Aim
Pick every line with "color" from the material below.

Dataset items
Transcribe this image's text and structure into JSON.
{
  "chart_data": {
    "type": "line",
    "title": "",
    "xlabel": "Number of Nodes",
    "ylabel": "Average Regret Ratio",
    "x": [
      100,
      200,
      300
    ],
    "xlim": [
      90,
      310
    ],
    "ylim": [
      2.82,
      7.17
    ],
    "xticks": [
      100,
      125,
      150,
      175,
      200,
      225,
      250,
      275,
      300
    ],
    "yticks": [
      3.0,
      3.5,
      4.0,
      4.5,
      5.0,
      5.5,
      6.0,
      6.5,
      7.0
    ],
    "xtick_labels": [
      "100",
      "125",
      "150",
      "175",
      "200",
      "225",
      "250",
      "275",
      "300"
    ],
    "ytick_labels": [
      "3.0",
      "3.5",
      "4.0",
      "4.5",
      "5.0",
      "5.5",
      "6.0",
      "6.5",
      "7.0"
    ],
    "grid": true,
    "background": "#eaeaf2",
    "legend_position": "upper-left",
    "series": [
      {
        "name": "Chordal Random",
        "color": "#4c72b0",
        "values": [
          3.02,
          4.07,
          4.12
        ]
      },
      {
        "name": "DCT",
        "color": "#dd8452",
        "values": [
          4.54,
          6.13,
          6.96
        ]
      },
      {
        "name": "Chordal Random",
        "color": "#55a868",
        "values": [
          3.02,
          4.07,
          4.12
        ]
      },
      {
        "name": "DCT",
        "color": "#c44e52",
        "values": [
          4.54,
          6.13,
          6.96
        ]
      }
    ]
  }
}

Task result
        "color": "#4c72b0",
        "color": "#dd8452",
        "color": "#55a868",
        "color": "#c44e52",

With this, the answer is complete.